BRIEF: In the listing below, locate the lines that hold the string "note". Copy those lines.

DATASET ROWS:
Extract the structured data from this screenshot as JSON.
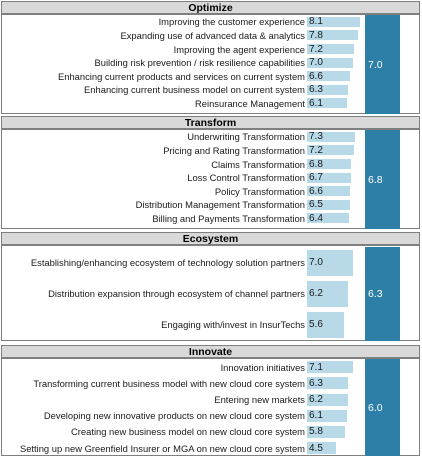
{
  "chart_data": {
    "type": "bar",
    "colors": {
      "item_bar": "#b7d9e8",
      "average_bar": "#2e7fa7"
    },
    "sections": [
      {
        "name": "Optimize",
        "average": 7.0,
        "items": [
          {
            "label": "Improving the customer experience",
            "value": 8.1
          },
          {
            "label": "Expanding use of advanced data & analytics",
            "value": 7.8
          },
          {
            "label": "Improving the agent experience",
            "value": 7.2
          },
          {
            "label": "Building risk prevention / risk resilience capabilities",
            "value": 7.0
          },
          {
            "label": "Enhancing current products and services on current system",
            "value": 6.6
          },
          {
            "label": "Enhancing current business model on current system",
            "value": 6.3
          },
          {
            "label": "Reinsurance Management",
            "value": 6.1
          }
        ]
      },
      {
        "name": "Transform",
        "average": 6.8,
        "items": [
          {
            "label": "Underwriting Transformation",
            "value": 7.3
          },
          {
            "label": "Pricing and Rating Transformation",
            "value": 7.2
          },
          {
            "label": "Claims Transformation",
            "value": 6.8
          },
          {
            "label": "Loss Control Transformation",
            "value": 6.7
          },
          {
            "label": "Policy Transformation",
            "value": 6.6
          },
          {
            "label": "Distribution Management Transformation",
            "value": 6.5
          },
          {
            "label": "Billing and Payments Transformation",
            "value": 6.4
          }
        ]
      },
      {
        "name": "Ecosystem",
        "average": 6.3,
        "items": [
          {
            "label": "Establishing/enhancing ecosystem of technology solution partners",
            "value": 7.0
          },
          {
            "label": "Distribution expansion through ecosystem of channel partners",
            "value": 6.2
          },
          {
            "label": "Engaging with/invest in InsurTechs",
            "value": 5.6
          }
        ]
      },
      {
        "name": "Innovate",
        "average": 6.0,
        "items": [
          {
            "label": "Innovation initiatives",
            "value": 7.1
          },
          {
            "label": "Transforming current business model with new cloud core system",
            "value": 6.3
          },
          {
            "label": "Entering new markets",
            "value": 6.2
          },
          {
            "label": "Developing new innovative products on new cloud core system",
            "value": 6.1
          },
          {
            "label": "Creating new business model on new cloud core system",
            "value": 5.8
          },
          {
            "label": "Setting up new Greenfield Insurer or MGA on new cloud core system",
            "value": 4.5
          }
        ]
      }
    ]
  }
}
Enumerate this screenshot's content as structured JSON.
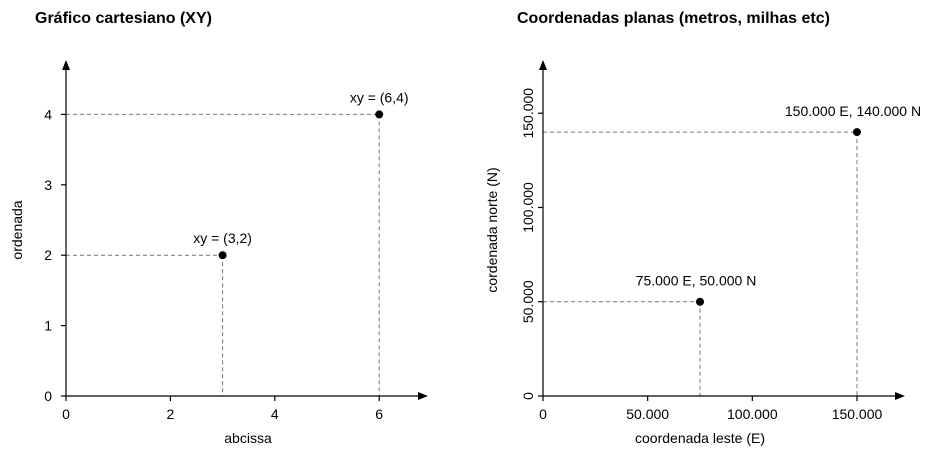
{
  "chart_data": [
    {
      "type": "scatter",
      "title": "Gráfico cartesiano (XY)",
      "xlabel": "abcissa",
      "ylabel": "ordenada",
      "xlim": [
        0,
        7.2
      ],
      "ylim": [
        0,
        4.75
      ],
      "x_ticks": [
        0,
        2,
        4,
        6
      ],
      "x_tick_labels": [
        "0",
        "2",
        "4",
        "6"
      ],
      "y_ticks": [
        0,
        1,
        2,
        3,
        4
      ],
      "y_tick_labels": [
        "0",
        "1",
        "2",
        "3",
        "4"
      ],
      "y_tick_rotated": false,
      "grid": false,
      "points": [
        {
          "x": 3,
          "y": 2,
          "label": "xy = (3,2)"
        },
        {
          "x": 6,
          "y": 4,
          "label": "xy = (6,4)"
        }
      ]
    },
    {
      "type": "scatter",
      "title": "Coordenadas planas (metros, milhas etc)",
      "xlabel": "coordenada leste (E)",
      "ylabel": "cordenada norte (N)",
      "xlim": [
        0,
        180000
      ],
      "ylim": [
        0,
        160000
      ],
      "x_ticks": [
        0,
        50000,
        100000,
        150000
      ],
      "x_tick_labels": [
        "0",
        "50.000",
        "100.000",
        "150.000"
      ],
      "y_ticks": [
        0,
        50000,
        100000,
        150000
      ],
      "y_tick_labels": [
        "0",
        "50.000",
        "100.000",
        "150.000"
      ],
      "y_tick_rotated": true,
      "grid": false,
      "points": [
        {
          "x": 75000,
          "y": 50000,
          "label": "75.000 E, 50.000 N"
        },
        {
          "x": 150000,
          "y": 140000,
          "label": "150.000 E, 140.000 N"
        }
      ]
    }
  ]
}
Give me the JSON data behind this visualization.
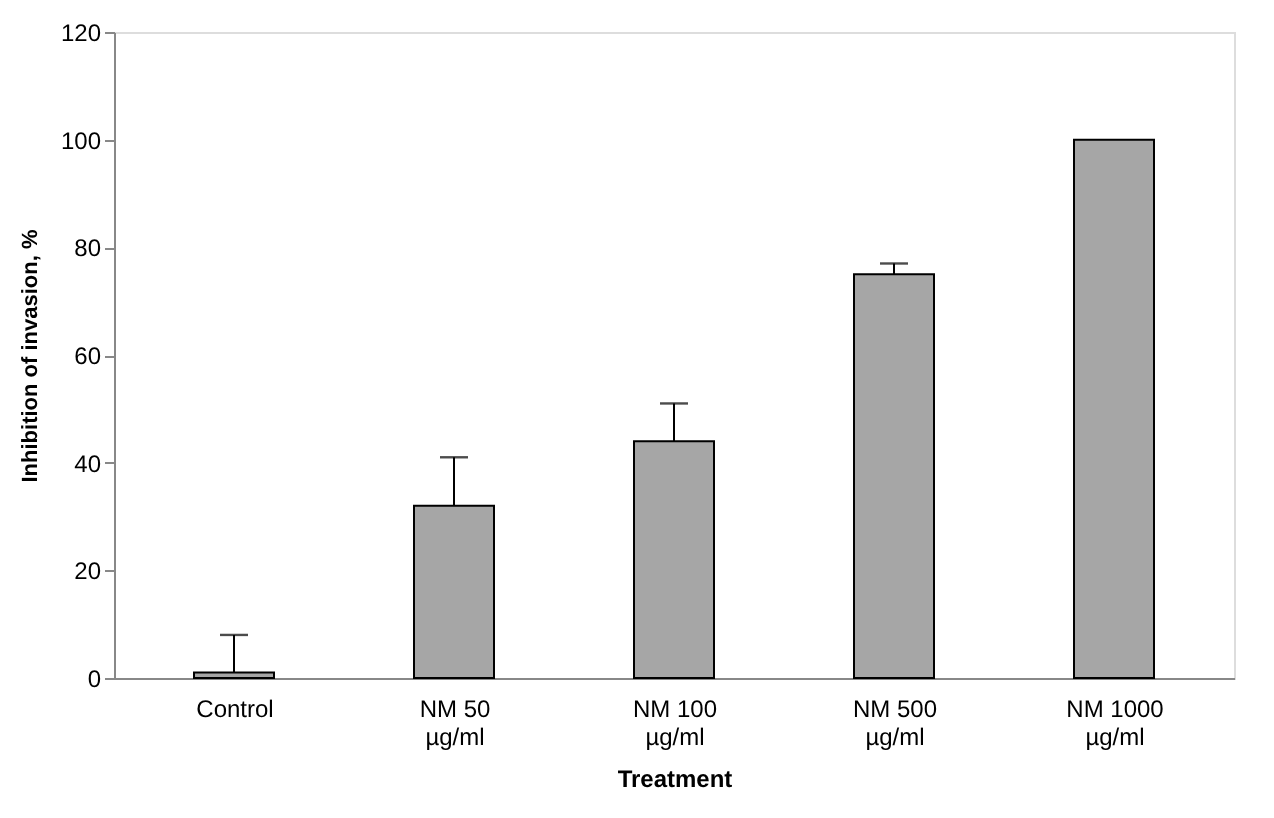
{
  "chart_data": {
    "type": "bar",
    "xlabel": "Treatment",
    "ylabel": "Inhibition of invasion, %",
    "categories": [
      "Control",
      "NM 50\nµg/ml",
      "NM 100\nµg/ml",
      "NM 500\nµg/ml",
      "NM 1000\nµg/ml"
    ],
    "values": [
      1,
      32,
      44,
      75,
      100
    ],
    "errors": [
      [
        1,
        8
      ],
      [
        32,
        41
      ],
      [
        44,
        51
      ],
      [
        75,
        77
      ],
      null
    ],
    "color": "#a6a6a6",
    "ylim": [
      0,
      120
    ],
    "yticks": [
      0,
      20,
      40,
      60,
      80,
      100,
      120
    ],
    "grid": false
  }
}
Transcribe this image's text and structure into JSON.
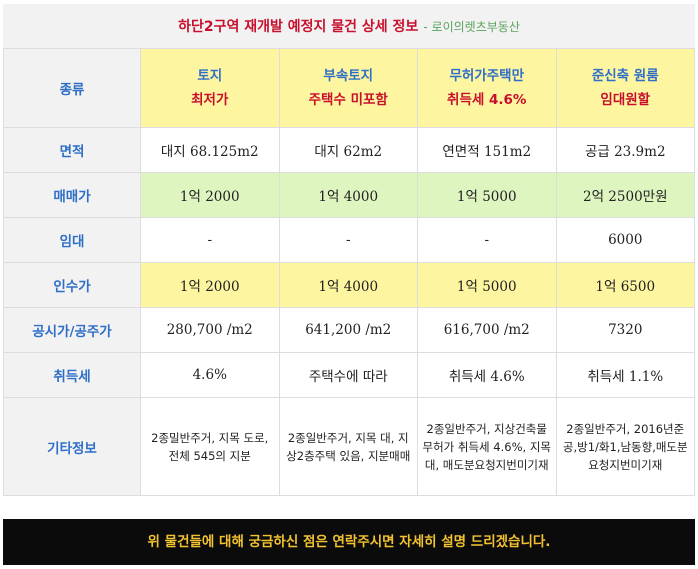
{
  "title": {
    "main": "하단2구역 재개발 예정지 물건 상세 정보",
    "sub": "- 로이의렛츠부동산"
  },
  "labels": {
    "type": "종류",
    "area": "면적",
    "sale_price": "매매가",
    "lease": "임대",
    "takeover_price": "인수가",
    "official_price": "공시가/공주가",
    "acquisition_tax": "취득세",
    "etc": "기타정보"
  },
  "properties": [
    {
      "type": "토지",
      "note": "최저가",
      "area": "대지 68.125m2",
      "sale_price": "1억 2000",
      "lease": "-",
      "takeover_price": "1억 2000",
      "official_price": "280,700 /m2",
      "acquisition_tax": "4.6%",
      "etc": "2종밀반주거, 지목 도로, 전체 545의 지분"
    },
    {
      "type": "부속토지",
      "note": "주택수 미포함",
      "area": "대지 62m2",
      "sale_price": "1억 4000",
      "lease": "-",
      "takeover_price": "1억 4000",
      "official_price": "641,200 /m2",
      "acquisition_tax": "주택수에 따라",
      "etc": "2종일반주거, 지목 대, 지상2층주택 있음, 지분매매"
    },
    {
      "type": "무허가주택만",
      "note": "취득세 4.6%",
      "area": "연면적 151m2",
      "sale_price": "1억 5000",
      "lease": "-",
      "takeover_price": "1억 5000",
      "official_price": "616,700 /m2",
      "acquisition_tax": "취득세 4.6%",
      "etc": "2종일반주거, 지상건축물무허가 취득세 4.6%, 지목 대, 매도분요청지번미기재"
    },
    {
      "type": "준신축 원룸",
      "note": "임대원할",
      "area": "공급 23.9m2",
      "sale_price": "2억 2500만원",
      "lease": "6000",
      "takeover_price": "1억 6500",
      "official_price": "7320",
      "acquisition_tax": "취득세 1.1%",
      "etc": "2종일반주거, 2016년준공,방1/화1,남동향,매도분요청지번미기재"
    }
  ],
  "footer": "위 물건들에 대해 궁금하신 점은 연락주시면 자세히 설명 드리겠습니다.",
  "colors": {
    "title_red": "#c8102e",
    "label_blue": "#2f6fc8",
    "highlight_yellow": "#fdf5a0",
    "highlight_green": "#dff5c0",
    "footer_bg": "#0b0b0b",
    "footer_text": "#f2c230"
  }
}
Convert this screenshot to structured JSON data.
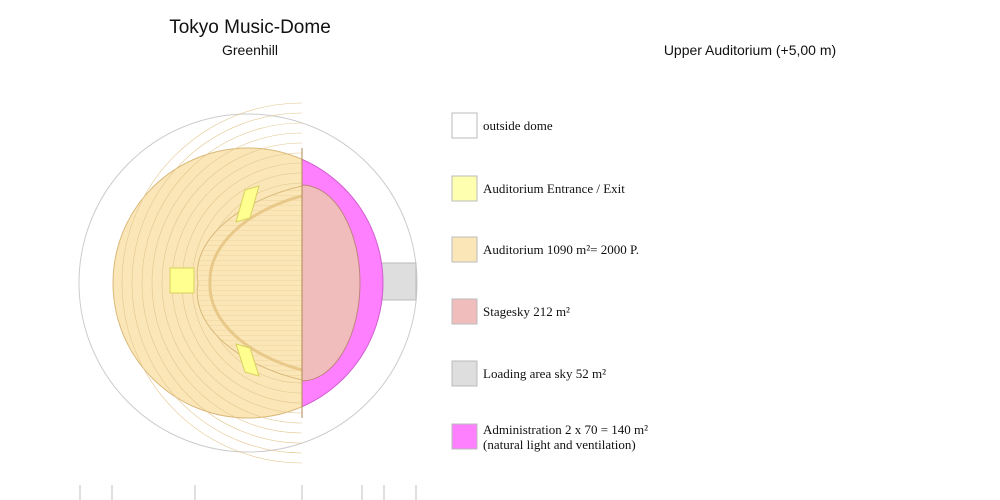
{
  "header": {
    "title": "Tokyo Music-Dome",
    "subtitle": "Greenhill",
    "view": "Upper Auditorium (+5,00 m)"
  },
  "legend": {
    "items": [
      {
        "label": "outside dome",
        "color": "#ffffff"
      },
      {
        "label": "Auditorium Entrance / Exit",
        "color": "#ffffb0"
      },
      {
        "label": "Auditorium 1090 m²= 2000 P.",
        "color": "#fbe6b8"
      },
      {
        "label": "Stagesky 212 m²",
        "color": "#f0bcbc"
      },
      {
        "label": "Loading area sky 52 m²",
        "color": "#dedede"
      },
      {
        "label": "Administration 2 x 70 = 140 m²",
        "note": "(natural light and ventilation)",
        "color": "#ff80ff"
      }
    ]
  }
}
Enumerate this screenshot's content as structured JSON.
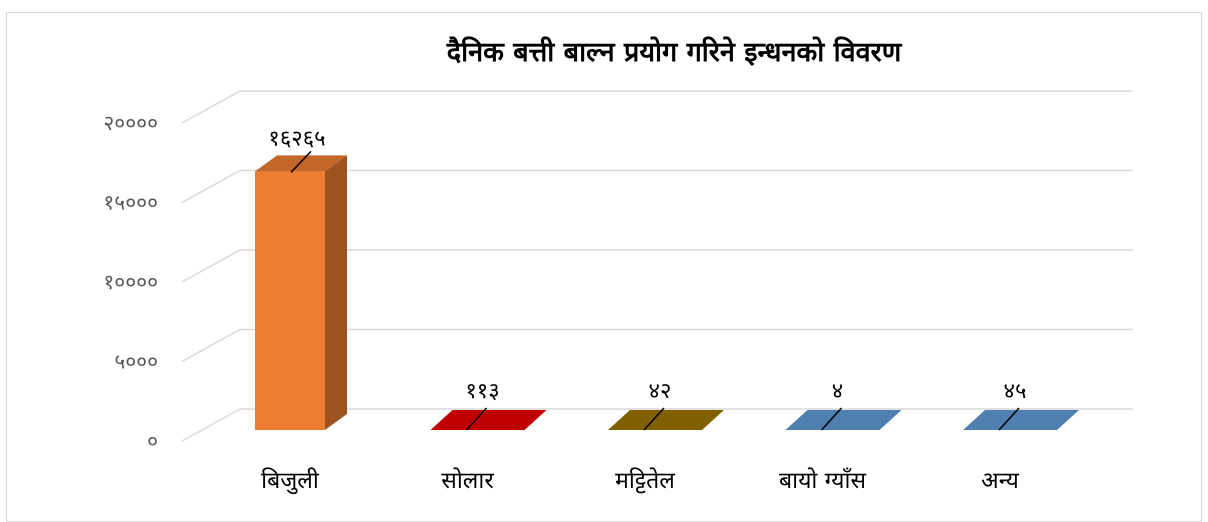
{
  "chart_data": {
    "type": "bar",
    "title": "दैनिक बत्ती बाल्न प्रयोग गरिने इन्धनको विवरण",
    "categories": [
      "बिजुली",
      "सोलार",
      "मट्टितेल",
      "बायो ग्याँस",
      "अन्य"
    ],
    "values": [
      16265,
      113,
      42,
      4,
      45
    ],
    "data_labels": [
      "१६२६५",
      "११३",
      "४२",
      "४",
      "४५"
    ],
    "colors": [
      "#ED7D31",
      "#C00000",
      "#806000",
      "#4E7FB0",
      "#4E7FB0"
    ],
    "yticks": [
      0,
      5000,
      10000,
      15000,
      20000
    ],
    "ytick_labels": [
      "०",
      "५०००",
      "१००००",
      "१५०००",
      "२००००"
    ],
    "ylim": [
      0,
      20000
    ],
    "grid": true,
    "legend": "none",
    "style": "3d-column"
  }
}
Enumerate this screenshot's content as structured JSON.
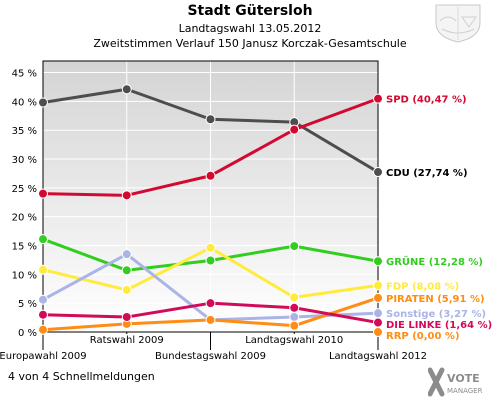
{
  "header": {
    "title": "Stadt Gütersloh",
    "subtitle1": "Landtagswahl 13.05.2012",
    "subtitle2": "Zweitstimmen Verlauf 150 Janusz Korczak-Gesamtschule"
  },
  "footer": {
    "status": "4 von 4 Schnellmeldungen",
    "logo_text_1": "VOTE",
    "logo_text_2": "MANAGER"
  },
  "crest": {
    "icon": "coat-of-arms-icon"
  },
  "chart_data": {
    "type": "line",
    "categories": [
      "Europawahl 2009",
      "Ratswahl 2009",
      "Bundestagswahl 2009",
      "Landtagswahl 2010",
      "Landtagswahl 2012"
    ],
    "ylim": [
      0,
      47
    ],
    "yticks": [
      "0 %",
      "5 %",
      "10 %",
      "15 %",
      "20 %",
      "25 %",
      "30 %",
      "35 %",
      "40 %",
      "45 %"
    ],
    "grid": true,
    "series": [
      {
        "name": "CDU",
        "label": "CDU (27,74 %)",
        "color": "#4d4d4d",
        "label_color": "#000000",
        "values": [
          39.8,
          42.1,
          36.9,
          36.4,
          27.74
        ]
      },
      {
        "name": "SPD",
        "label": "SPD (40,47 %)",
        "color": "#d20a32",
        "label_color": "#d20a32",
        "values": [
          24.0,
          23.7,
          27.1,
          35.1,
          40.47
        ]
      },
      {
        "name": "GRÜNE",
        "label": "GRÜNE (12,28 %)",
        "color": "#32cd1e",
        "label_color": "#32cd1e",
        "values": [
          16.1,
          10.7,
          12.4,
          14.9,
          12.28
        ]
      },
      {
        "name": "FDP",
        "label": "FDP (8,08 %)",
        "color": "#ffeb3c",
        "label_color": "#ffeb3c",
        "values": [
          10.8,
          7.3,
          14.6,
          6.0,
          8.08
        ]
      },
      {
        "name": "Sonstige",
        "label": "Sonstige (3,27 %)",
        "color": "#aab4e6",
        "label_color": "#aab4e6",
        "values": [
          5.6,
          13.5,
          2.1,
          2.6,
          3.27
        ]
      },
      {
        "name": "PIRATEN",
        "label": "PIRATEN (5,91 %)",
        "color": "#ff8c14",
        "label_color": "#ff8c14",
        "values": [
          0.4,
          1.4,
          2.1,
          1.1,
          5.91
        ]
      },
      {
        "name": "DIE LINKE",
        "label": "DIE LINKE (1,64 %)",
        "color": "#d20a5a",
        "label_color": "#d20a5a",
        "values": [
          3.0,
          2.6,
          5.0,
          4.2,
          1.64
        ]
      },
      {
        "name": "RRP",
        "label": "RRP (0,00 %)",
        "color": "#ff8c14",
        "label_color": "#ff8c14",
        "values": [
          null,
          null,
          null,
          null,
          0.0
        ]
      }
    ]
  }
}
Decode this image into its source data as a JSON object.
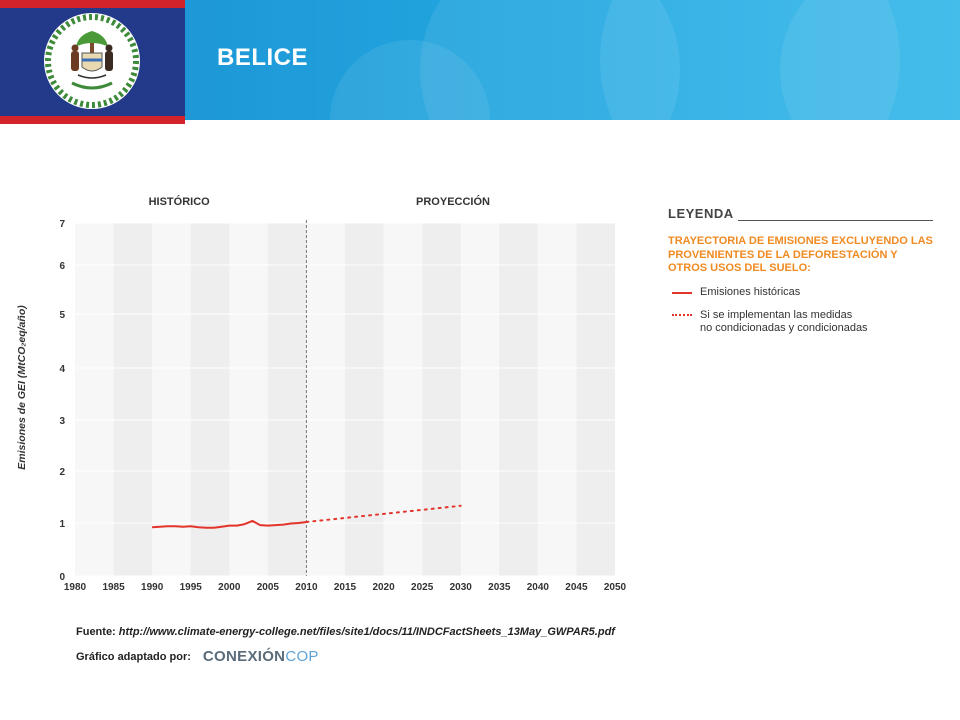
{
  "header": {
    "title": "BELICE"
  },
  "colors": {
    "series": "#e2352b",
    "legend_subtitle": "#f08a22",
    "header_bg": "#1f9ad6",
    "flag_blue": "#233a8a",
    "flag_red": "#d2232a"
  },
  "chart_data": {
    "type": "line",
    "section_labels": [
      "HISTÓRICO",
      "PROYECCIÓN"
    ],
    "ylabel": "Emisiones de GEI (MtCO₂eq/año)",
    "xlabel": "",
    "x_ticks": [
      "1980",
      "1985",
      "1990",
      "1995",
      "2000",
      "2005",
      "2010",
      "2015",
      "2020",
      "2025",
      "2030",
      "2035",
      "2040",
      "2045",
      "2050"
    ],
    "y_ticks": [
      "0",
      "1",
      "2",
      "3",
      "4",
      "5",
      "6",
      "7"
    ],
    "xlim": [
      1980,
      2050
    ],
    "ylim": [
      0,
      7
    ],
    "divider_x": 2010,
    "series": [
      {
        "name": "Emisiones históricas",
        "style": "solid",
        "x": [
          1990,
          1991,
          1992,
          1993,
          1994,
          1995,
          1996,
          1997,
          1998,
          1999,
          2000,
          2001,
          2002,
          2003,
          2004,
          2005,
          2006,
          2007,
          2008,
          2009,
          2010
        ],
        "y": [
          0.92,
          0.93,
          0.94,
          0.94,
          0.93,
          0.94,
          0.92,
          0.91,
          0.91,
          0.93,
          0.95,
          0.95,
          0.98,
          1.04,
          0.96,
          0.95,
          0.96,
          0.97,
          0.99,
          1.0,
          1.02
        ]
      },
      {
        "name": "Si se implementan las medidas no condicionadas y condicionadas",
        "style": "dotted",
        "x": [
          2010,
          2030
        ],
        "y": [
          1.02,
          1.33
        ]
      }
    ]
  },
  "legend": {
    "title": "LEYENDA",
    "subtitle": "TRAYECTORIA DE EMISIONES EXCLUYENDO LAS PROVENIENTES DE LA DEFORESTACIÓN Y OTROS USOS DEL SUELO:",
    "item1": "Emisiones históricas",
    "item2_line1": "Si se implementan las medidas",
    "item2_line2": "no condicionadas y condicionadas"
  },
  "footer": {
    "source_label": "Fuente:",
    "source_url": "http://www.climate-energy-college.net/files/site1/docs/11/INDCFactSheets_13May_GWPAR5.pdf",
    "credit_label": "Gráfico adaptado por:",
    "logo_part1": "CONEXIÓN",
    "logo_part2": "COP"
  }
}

RESPONSE BELOW:
      "note": "최저가",
      "note": "주택수 미포함",
      "note": "취득세 4.6%",
      "note": "임대원할",
        "note": "(natural light and ventilation)",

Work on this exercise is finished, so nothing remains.